Task prompt ▸ Filter the records for lines holding the string "name".

Chart and figure data
***

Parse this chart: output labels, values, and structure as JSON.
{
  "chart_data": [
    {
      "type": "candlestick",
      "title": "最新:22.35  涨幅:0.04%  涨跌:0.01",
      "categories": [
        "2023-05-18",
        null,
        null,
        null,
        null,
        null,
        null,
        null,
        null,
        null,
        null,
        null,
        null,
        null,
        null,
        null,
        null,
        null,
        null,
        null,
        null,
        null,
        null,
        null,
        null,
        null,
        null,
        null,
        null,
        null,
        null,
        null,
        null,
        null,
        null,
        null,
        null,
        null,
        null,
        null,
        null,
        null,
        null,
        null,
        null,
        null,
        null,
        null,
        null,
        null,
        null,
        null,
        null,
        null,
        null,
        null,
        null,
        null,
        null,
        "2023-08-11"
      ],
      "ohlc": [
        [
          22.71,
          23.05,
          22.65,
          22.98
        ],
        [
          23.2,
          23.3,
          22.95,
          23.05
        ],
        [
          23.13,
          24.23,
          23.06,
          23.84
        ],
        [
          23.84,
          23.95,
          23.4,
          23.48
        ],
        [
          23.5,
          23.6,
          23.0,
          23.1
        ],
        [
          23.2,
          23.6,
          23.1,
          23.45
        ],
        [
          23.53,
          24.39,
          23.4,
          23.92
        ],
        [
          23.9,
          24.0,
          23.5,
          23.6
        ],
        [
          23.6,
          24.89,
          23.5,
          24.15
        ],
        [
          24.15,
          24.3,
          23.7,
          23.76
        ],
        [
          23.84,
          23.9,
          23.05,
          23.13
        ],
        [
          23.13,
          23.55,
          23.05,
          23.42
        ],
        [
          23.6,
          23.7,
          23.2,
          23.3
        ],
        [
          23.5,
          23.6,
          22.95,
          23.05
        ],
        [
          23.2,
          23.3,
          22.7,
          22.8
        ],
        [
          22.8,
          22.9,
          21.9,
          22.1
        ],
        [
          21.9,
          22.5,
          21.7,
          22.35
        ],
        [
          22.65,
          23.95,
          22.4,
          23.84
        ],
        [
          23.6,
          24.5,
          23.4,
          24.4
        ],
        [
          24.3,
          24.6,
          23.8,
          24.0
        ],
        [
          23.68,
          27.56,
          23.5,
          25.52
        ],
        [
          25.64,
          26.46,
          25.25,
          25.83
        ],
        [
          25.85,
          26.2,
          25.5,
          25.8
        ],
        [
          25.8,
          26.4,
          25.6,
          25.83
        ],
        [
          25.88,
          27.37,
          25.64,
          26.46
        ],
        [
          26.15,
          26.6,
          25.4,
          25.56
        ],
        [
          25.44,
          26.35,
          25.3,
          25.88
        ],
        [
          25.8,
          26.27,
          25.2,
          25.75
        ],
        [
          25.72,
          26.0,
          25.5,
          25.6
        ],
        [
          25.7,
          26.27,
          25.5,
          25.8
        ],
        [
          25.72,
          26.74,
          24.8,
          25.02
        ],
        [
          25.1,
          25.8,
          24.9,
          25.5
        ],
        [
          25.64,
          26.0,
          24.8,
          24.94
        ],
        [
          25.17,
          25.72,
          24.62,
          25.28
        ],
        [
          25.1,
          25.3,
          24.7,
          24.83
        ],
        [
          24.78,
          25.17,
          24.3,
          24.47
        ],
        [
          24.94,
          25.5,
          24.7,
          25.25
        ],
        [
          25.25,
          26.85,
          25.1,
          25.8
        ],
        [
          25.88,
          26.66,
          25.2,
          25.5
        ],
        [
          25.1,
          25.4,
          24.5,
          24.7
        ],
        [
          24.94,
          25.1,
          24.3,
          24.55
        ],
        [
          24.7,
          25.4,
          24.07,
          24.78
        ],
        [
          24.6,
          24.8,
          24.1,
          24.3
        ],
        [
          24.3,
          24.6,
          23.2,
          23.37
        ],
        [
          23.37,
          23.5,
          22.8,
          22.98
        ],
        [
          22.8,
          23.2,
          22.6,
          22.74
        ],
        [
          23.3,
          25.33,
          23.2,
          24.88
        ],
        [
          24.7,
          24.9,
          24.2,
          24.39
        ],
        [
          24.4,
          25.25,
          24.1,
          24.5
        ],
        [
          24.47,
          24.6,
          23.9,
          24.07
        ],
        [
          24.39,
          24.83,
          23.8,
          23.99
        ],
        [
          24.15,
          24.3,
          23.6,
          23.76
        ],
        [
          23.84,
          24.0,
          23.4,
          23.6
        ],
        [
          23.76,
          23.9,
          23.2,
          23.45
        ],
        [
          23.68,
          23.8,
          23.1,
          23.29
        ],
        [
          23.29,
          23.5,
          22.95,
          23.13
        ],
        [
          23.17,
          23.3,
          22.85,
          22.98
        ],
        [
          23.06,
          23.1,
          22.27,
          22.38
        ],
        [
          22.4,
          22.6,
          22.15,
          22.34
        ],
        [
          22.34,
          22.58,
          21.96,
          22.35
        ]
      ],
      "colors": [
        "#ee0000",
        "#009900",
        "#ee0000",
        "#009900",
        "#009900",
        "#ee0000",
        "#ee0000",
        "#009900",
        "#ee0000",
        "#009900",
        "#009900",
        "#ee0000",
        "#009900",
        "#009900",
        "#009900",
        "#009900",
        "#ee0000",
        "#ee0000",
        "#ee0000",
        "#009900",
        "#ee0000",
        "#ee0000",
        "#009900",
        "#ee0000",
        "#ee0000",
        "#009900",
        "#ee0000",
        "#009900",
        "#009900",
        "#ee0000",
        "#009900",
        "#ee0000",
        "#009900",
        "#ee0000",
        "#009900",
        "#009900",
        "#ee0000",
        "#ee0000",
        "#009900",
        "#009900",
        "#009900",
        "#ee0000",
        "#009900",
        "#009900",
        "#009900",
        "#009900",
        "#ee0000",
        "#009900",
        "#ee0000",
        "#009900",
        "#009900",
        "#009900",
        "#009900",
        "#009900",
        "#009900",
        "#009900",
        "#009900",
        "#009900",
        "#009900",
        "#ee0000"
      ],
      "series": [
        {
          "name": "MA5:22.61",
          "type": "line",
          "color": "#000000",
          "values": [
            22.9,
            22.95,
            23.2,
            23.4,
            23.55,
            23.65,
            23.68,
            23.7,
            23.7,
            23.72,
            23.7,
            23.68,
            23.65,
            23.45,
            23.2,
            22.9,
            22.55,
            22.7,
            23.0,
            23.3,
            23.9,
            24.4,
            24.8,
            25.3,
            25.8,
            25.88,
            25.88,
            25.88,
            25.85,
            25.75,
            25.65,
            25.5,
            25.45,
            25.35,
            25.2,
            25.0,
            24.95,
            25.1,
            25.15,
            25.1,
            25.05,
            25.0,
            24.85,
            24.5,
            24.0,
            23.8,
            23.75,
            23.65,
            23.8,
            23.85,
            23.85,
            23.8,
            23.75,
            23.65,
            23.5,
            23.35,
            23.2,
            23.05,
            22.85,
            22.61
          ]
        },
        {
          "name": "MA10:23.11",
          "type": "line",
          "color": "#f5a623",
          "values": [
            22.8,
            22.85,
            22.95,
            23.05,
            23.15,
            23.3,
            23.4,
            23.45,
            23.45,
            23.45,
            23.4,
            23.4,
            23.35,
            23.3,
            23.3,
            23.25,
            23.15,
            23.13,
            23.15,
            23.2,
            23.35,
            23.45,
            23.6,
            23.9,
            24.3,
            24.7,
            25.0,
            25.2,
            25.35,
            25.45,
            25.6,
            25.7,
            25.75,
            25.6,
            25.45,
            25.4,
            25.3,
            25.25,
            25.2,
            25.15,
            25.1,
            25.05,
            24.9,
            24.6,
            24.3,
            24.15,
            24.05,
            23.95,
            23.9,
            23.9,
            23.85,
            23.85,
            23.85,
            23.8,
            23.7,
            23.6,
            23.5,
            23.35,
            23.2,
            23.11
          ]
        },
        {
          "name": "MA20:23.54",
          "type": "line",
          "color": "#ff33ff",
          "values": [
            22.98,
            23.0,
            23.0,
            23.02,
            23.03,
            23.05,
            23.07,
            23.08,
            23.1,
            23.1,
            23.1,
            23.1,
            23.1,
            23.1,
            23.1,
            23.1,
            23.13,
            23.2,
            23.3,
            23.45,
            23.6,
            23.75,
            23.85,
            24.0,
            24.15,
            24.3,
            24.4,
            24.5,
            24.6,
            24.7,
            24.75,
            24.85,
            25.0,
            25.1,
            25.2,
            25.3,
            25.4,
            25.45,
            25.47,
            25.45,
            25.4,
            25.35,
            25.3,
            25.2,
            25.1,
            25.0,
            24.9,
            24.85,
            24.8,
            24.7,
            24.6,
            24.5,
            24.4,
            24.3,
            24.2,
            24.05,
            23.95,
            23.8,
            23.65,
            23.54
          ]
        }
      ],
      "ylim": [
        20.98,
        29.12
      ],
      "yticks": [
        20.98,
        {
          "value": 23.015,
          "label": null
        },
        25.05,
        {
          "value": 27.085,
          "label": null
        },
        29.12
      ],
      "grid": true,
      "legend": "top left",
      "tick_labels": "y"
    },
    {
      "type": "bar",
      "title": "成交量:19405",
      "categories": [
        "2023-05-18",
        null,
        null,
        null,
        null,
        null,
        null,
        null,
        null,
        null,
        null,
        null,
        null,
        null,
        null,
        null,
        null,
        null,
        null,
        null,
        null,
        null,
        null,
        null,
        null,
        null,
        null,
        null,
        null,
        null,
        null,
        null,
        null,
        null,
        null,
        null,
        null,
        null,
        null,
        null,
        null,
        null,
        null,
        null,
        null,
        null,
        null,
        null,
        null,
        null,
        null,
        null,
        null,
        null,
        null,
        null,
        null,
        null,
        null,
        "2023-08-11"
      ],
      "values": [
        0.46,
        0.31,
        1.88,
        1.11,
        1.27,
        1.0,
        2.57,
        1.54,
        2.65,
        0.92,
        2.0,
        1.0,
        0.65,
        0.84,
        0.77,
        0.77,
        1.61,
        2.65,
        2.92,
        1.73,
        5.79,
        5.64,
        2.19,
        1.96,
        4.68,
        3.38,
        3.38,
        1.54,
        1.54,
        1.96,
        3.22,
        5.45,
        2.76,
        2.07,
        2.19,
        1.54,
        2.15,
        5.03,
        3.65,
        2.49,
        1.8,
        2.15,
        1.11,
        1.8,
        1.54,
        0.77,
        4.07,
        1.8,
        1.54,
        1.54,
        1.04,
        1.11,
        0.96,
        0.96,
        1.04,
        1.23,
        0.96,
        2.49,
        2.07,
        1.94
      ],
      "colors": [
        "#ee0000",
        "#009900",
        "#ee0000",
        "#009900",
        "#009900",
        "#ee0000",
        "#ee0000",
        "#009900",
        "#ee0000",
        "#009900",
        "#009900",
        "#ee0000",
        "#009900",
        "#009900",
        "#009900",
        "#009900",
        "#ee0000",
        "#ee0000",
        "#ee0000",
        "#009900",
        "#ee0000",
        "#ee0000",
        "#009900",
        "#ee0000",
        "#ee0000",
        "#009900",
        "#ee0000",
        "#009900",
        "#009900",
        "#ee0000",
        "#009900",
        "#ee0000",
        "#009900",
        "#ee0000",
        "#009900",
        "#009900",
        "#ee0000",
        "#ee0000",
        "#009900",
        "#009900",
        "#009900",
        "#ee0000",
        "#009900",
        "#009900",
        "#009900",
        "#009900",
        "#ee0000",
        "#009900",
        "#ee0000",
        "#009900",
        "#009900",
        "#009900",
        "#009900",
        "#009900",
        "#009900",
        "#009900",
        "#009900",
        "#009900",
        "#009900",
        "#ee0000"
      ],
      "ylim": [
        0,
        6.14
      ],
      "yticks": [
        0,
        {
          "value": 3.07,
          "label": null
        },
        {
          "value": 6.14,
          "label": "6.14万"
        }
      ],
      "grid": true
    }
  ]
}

***

Complete response ▸
          "name": "MA5:22.61",
          "name": "MA10:23.11",
          "name": "MA20:23.54",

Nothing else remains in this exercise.